§ Sayfa
Krizin
Tanımı ve Kriz Türleri
Kriz; belki de son zamanlarda en çok duyduğumuz kelimelerin başında
gelmektedir. Gelişmekte olan ülkelerin oldukça aşina
olduğu bu kelime bugünlerde bütün dünyanın
dilindedir.
Kriz, sosyal bilimler alanında çoğu kez "buhran" ve "bunalım"
kelimeleri ile eş anlamlı olarak kullanılmaktadır.
Ekonomik kriz, mali kriz, fınansal kriz, siyasi
kriz, hükümet krizi, ahlak krizi vb. kavramlara
sadece günlük dilde değil bilimsel terminolojide de
çok sık rastlamaktayız. Sosyal bilimler açısından
kriz kavramının genel tanımını yapmak hiç de kolay
değildir. İçinde bulunulan durumun ya da karşı
karşıya kalınan olayların ne derece "kriz" olduğu
kişiden kişiye değişebilmektedir. Herhangi bir
durumu kriz olarak adlandırabilmek için krizin temel
unsurları ya da özelliklerinin bilinmesi
gerekmektedir.(Yıldırtan, s.39)

§ İstenen
Kriz tanımı metnindeki "Kriz, sosyal bilimler" ifadesinden "gerekmektedir.(Yıldırtan, s.39)" ifadesine kadar olan bölümü yeniden yazın. Yazarken "bilimsel terminolojide" yerine "akademik literatürde" koyun.

§ Çıkarılan veriler

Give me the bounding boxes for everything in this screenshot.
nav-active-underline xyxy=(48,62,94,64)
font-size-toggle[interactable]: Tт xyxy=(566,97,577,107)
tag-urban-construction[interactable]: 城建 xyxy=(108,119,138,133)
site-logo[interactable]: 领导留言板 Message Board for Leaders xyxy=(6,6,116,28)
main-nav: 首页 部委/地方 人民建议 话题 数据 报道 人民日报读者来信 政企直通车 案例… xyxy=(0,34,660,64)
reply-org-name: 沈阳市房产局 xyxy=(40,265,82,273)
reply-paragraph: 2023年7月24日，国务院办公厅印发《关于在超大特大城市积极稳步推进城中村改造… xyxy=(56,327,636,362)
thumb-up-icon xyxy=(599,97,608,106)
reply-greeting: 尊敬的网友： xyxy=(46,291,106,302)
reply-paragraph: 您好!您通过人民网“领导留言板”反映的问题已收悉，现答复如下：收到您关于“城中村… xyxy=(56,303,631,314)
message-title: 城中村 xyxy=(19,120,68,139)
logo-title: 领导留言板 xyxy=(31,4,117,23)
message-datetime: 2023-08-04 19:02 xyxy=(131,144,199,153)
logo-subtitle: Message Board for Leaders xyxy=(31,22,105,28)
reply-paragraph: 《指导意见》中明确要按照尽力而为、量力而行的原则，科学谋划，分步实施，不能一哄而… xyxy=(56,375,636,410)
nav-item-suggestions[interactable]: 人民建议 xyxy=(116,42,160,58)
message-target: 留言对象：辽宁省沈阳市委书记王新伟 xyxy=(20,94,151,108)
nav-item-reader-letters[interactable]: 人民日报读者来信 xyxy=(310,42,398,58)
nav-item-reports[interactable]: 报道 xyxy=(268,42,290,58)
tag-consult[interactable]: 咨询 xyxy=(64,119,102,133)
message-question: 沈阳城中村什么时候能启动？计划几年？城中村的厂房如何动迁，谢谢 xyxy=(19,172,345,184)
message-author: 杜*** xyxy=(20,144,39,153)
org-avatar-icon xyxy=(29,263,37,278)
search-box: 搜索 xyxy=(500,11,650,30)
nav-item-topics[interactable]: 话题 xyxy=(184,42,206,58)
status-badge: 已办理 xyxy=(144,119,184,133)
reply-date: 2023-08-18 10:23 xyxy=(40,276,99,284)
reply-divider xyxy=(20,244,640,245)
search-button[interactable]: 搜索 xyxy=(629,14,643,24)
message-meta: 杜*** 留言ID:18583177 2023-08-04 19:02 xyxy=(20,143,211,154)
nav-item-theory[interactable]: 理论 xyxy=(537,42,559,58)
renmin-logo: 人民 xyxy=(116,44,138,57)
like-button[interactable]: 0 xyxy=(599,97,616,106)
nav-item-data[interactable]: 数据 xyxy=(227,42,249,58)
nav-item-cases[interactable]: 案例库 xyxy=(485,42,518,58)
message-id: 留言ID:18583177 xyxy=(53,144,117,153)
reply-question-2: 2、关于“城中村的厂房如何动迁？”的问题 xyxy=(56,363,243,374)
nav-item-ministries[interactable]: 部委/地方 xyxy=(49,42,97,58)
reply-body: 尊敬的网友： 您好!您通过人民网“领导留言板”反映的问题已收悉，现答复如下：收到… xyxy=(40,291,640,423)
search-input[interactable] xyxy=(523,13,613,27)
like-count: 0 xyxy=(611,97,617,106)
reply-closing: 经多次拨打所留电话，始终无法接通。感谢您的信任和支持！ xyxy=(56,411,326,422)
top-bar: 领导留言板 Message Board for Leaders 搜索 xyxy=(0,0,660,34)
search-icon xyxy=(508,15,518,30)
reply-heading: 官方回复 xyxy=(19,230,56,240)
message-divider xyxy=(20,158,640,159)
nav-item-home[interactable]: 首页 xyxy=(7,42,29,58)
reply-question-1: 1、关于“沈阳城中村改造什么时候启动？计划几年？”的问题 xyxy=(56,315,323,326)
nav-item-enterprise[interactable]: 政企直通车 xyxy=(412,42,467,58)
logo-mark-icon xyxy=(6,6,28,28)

§ Görev çıktısı
Kriz, sosyal bilimler alanında çoğu kez "buhran" ve "bunalım"
kelimeleri ile eş anlamlı olarak kullanılmaktadır.
Ekonomik kriz, mali kriz, fınansal kriz, siyasi
kriz, hükümet krizi, ahlak krizi vb. kavramlara
sadece günlük dilde değil akademik literatürde de
çok sık rastlamaktayız. Sosyal bilimler açısından
kriz kavramının genel tanımını yapmak hiç de kolay
değildir. İçinde bulunulan durumun ya da karşı
karşıya kalınan olayların ne derece "kriz" olduğu
kişiden kişiye değişebilmektedir. Herhangi bir
durumu kriz olarak adlandırabilmek için krizin temel
unsurları ya da özelliklerinin bilinmesi
gerekmektedir.(Yıldırtan, s.39)